### To do
Among the records below, how many lines contain the word "grid"? The answer is a single number.
Segment Start: Records
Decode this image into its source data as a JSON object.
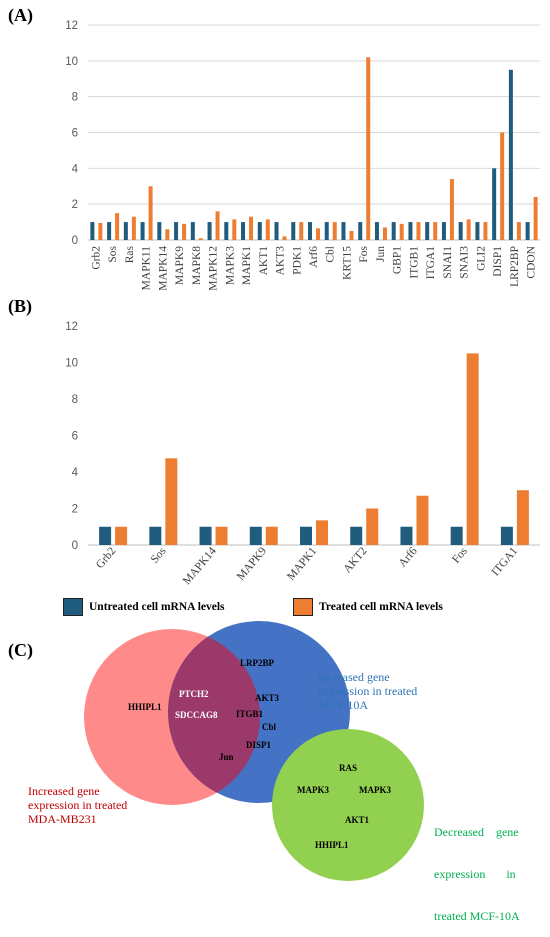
{
  "panels": {
    "a": "(A)",
    "b": "(B)",
    "c": "(C)"
  },
  "colors": {
    "untreated": "#1F5C7E",
    "treated": "#ED7D31",
    "venn_red": "#FF8A8A",
    "venn_blue": "#4472C4",
    "venn_overlap": "#9B3A6A",
    "venn_green": "#92D050",
    "caption_red": "#C00000",
    "caption_blue": "#2E75B6",
    "caption_green": "#00B050"
  },
  "legend": {
    "untreated": "Untreated cell mRNA levels",
    "treated": "Treated cell mRNA levels"
  },
  "chart_data": [
    {
      "type": "bar",
      "panel": "(A)",
      "categories": [
        "Grb2",
        "Sos",
        "Ras",
        "MAPK11",
        "MAPK14",
        "MAPK9",
        "MAPK8",
        "MAPK12",
        "MAPK3",
        "MAPK1",
        "AKT1",
        "AKT3",
        "PDK1",
        "Arf6",
        "Cbl",
        "KRT15",
        "Fos",
        "Jun",
        "GBP1",
        "ITGB1",
        "ITGA1",
        "SNAI1",
        "SNAI3",
        "GLI2",
        "DISP1",
        "LRP2BP",
        "CDON"
      ],
      "series": [
        {
          "name": "Untreated cell mRNA levels",
          "values": [
            1,
            1,
            1,
            1,
            1,
            1,
            1,
            1,
            1,
            1,
            1,
            1,
            1,
            1,
            1,
            1,
            1,
            1,
            1,
            1,
            1,
            1,
            1,
            1,
            4,
            9.5,
            1
          ]
        },
        {
          "name": "Treated cell mRNA levels",
          "values": [
            0.95,
            1.5,
            1.3,
            3.0,
            0.6,
            0.9,
            0.1,
            1.6,
            1.15,
            1.3,
            1.15,
            0.2,
            1.0,
            0.65,
            1.0,
            0.5,
            10.2,
            0.7,
            0.9,
            1.0,
            1.0,
            3.4,
            1.15,
            1.0,
            6.0,
            1.0,
            2.4
          ]
        }
      ],
      "yticks": [
        0,
        2,
        4,
        6,
        8,
        10,
        12
      ],
      "ylim": [
        0,
        12
      ],
      "grid": true
    },
    {
      "type": "bar",
      "panel": "(B)",
      "categories": [
        "Grb2",
        "Sos",
        "MAPK14",
        "MAPK9",
        "MAPK1",
        "AKT2",
        "Arf6",
        "Fos",
        "ITGA1"
      ],
      "series": [
        {
          "name": "Untreated cell mRNA levels",
          "values": [
            1,
            1,
            1,
            1,
            1,
            1,
            1,
            1,
            1
          ]
        },
        {
          "name": "Treated cell mRNA levels",
          "values": [
            1,
            4.75,
            1,
            1,
            1.35,
            2.0,
            2.7,
            10.5,
            3.0
          ]
        }
      ],
      "yticks": [
        0,
        2,
        4,
        6,
        8,
        10,
        12
      ],
      "ylim": [
        0,
        12
      ],
      "grid": false,
      "legend": "bottom"
    }
  ],
  "venn": {
    "red_only": [
      "HHIPL1"
    ],
    "red_blue_overlap": [
      "PTCH2",
      "SDCCAG8"
    ],
    "blue_only": [
      "LRP2BP",
      "AKT3",
      "ITGB1",
      "Cbl",
      "DISP1",
      "Jun"
    ],
    "green": [
      "RAS",
      "MAPK3",
      "MAPK3",
      "AKT1",
      "HHIPL1"
    ],
    "captions": {
      "red": [
        "Increased gene",
        "expression in treated",
        "MDA-MB231"
      ],
      "blue": [
        "Increased gene",
        "expression in treated",
        "MCF-10A"
      ],
      "green": [
        "Decreased    gene",
        "expression       in",
        "treated MCF-10A"
      ]
    }
  }
}
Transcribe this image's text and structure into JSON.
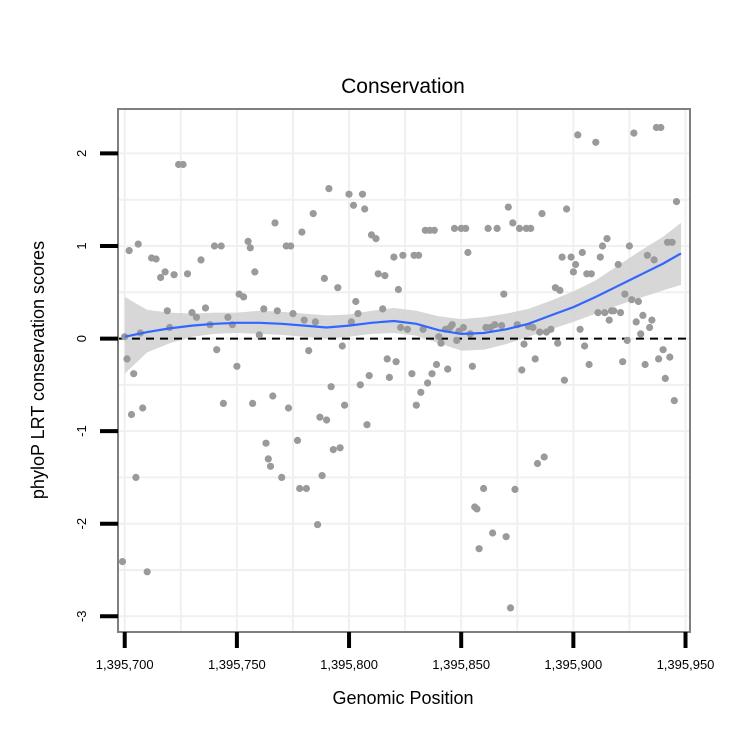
{
  "chart_data": {
    "type": "scatter",
    "title": "Conservation",
    "xlabel": "Genomic Position",
    "ylabel": "phyloP LRT conservation scores",
    "xlim": [
      1395697,
      1395952
    ],
    "ylim": [
      -3.17,
      2.48
    ],
    "x_ticks": [
      1395700,
      1395750,
      1395800,
      1395850,
      1395900,
      1395950
    ],
    "x_tick_labels": [
      "1,395,700",
      "1,395,750",
      "1,395,800",
      "1,395,850",
      "1,395,900",
      "1,395,950"
    ],
    "y_ticks": [
      2,
      1,
      0,
      -1,
      -2,
      -3
    ],
    "y_tick_labels": [
      "2",
      "1",
      "0",
      "-1",
      "-2",
      "-3"
    ],
    "grid": true,
    "reference_line": {
      "y": 0,
      "style": "dashed"
    },
    "colors": {
      "points": "#9a9a9a",
      "smooth_line": "#3366ff",
      "confidence_band": "#d0d0d0",
      "panel_border": "#7f7f7f",
      "grid": "#f0f0f0"
    },
    "points": [
      [
        1395699,
        -2.41
      ],
      [
        1395700,
        0.02
      ],
      [
        1395701,
        -0.22
      ],
      [
        1395702,
        0.95
      ],
      [
        1395703,
        -0.82
      ],
      [
        1395704,
        -0.38
      ],
      [
        1395705,
        -1.5
      ],
      [
        1395706,
        1.02
      ],
      [
        1395707,
        0.06
      ],
      [
        1395708,
        -0.75
      ],
      [
        1395710,
        -2.52
      ],
      [
        1395712,
        0.87
      ],
      [
        1395714,
        0.86
      ],
      [
        1395716,
        0.66
      ],
      [
        1395718,
        0.72
      ],
      [
        1395719,
        0.3
      ],
      [
        1395720,
        0.12
      ],
      [
        1395722,
        0.69
      ],
      [
        1395724,
        1.88
      ],
      [
        1395726,
        1.88
      ],
      [
        1395728,
        0.7
      ],
      [
        1395730,
        0.28
      ],
      [
        1395732,
        0.23
      ],
      [
        1395734,
        0.85
      ],
      [
        1395736,
        0.33
      ],
      [
        1395738,
        0.15
      ],
      [
        1395740,
        1.0
      ],
      [
        1395741,
        -0.12
      ],
      [
        1395743,
        1.0
      ],
      [
        1395744,
        -0.7
      ],
      [
        1395746,
        0.23
      ],
      [
        1395748,
        0.15
      ],
      [
        1395750,
        -0.3
      ],
      [
        1395751,
        0.48
      ],
      [
        1395753,
        0.45
      ],
      [
        1395755,
        1.05
      ],
      [
        1395756,
        0.98
      ],
      [
        1395757,
        -0.7
      ],
      [
        1395758,
        0.72
      ],
      [
        1395760,
        0.04
      ],
      [
        1395762,
        0.32
      ],
      [
        1395763,
        -1.13
      ],
      [
        1395764,
        -1.3
      ],
      [
        1395765,
        -1.38
      ],
      [
        1395766,
        -0.62
      ],
      [
        1395767,
        1.25
      ],
      [
        1395768,
        0.3
      ],
      [
        1395770,
        -1.5
      ],
      [
        1395772,
        1.0
      ],
      [
        1395773,
        -0.75
      ],
      [
        1395774,
        1.0
      ],
      [
        1395775,
        0.27
      ],
      [
        1395777,
        -1.1
      ],
      [
        1395778,
        -1.62
      ],
      [
        1395779,
        1.15
      ],
      [
        1395780,
        0.2
      ],
      [
        1395781,
        -1.62
      ],
      [
        1395782,
        -0.13
      ],
      [
        1395784,
        1.35
      ],
      [
        1395785,
        0.18
      ],
      [
        1395786,
        -2.01
      ],
      [
        1395787,
        -0.85
      ],
      [
        1395788,
        -1.48
      ],
      [
        1395789,
        0.65
      ],
      [
        1395790,
        -0.88
      ],
      [
        1395791,
        1.62
      ],
      [
        1395792,
        -0.52
      ],
      [
        1395793,
        -1.2
      ],
      [
        1395795,
        0.55
      ],
      [
        1395796,
        -1.18
      ],
      [
        1395797,
        -0.08
      ],
      [
        1395798,
        -0.72
      ],
      [
        1395800,
        1.56
      ],
      [
        1395801,
        0.18
      ],
      [
        1395802,
        1.44
      ],
      [
        1395803,
        0.4
      ],
      [
        1395804,
        0.27
      ],
      [
        1395805,
        -0.5
      ],
      [
        1395806,
        1.56
      ],
      [
        1395807,
        1.4
      ],
      [
        1395808,
        -0.93
      ],
      [
        1395809,
        -0.4
      ],
      [
        1395810,
        1.12
      ],
      [
        1395812,
        1.08
      ],
      [
        1395813,
        0.7
      ],
      [
        1395815,
        0.32
      ],
      [
        1395816,
        0.68
      ],
      [
        1395817,
        -0.22
      ],
      [
        1395818,
        -0.42
      ],
      [
        1395820,
        0.88
      ],
      [
        1395821,
        -0.25
      ],
      [
        1395822,
        0.53
      ],
      [
        1395823,
        0.12
      ],
      [
        1395824,
        0.9
      ],
      [
        1395826,
        0.1
      ],
      [
        1395828,
        -0.38
      ],
      [
        1395829,
        0.9
      ],
      [
        1395830,
        -0.72
      ],
      [
        1395831,
        0.9
      ],
      [
        1395832,
        -0.58
      ],
      [
        1395833,
        0.1
      ],
      [
        1395834,
        1.17
      ],
      [
        1395835,
        -0.48
      ],
      [
        1395836,
        1.17
      ],
      [
        1395837,
        -0.38
      ],
      [
        1395838,
        1.17
      ],
      [
        1395839,
        -0.28
      ],
      [
        1395840,
        0.02
      ],
      [
        1395841,
        -0.05
      ],
      [
        1395843,
        0.1
      ],
      [
        1395844,
        -0.33
      ],
      [
        1395845,
        0.12
      ],
      [
        1395846,
        0.15
      ],
      [
        1395847,
        1.19
      ],
      [
        1395848,
        -0.02
      ],
      [
        1395849,
        0.08
      ],
      [
        1395850,
        1.19
      ],
      [
        1395851,
        0.12
      ],
      [
        1395852,
        1.19
      ],
      [
        1395853,
        0.93
      ],
      [
        1395854,
        0.05
      ],
      [
        1395855,
        -0.3
      ],
      [
        1395856,
        -1.82
      ],
      [
        1395857,
        -1.84
      ],
      [
        1395858,
        -2.27
      ],
      [
        1395860,
        -1.62
      ],
      [
        1395861,
        0.12
      ],
      [
        1395862,
        1.19
      ],
      [
        1395863,
        0.12
      ],
      [
        1395864,
        -2.1
      ],
      [
        1395865,
        0.15
      ],
      [
        1395866,
        1.19
      ],
      [
        1395868,
        0.14
      ],
      [
        1395869,
        0.48
      ],
      [
        1395870,
        -2.14
      ],
      [
        1395871,
        1.42
      ],
      [
        1395872,
        -2.91
      ],
      [
        1395873,
        1.25
      ],
      [
        1395874,
        -1.63
      ],
      [
        1395875,
        0.15
      ],
      [
        1395876,
        1.19
      ],
      [
        1395877,
        -0.34
      ],
      [
        1395878,
        -0.06
      ],
      [
        1395879,
        1.19
      ],
      [
        1395880,
        0.13
      ],
      [
        1395881,
        1.19
      ],
      [
        1395882,
        0.12
      ],
      [
        1395883,
        -0.22
      ],
      [
        1395884,
        -1.35
      ],
      [
        1395885,
        0.07
      ],
      [
        1395886,
        1.35
      ],
      [
        1395887,
        -1.28
      ],
      [
        1395888,
        0.07
      ],
      [
        1395890,
        0.1
      ],
      [
        1395892,
        0.55
      ],
      [
        1395893,
        -0.05
      ],
      [
        1395894,
        0.52
      ],
      [
        1395895,
        0.88
      ],
      [
        1395896,
        -0.45
      ],
      [
        1395897,
        1.4
      ],
      [
        1395899,
        0.88
      ],
      [
        1395900,
        0.72
      ],
      [
        1395901,
        0.8
      ],
      [
        1395902,
        2.2
      ],
      [
        1395903,
        0.1
      ],
      [
        1395904,
        0.93
      ],
      [
        1395905,
        -0.08
      ],
      [
        1395906,
        0.7
      ],
      [
        1395907,
        -0.28
      ],
      [
        1395908,
        0.7
      ],
      [
        1395910,
        2.12
      ],
      [
        1395911,
        0.28
      ],
      [
        1395912,
        0.88
      ],
      [
        1395913,
        1.0
      ],
      [
        1395914,
        0.28
      ],
      [
        1395915,
        1.08
      ],
      [
        1395916,
        0.2
      ],
      [
        1395917,
        0.3
      ],
      [
        1395918,
        0.3
      ],
      [
        1395920,
        0.8
      ],
      [
        1395921,
        0.28
      ],
      [
        1395922,
        -0.25
      ],
      [
        1395923,
        0.48
      ],
      [
        1395924,
        -0.02
      ],
      [
        1395925,
        1.0
      ],
      [
        1395926,
        0.42
      ],
      [
        1395927,
        2.22
      ],
      [
        1395928,
        0.18
      ],
      [
        1395929,
        0.4
      ],
      [
        1395930,
        0.05
      ],
      [
        1395931,
        0.25
      ],
      [
        1395932,
        -0.28
      ],
      [
        1395933,
        0.9
      ],
      [
        1395934,
        0.12
      ],
      [
        1395935,
        0.2
      ],
      [
        1395936,
        0.85
      ],
      [
        1395937,
        2.28
      ],
      [
        1395938,
        -0.22
      ],
      [
        1395939,
        2.28
      ],
      [
        1395940,
        -0.12
      ],
      [
        1395941,
        -0.43
      ],
      [
        1395942,
        1.04
      ],
      [
        1395943,
        -0.2
      ],
      [
        1395944,
        1.04
      ],
      [
        1395945,
        -0.67
      ],
      [
        1395946,
        1.48
      ]
    ],
    "smooth": {
      "x": [
        1395700,
        1395710,
        1395720,
        1395730,
        1395740,
        1395750,
        1395760,
        1395770,
        1395780,
        1395790,
        1395800,
        1395810,
        1395820,
        1395830,
        1395840,
        1395850,
        1395860,
        1395870,
        1395880,
        1395890,
        1395900,
        1395910,
        1395920,
        1395930,
        1395940,
        1395948
      ],
      "y": [
        0.02,
        0.07,
        0.11,
        0.14,
        0.16,
        0.17,
        0.17,
        0.16,
        0.14,
        0.12,
        0.14,
        0.17,
        0.19,
        0.16,
        0.09,
        0.05,
        0.06,
        0.1,
        0.16,
        0.25,
        0.34,
        0.45,
        0.57,
        0.69,
        0.81,
        0.92
      ],
      "lower": [
        -0.38,
        -0.15,
        -0.05,
        0.02,
        0.05,
        0.06,
        0.05,
        0.04,
        0.02,
        0.0,
        0.02,
        0.05,
        0.06,
        0.03,
        -0.05,
        -0.13,
        -0.12,
        -0.06,
        0.02,
        0.1,
        0.18,
        0.27,
        0.36,
        0.44,
        0.52,
        0.58
      ],
      "upper": [
        0.45,
        0.31,
        0.28,
        0.27,
        0.28,
        0.28,
        0.3,
        0.29,
        0.27,
        0.25,
        0.26,
        0.3,
        0.33,
        0.3,
        0.24,
        0.21,
        0.23,
        0.27,
        0.32,
        0.41,
        0.51,
        0.63,
        0.79,
        0.95,
        1.1,
        1.25
      ]
    }
  }
}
Segment End: Records
### Completed exercise
4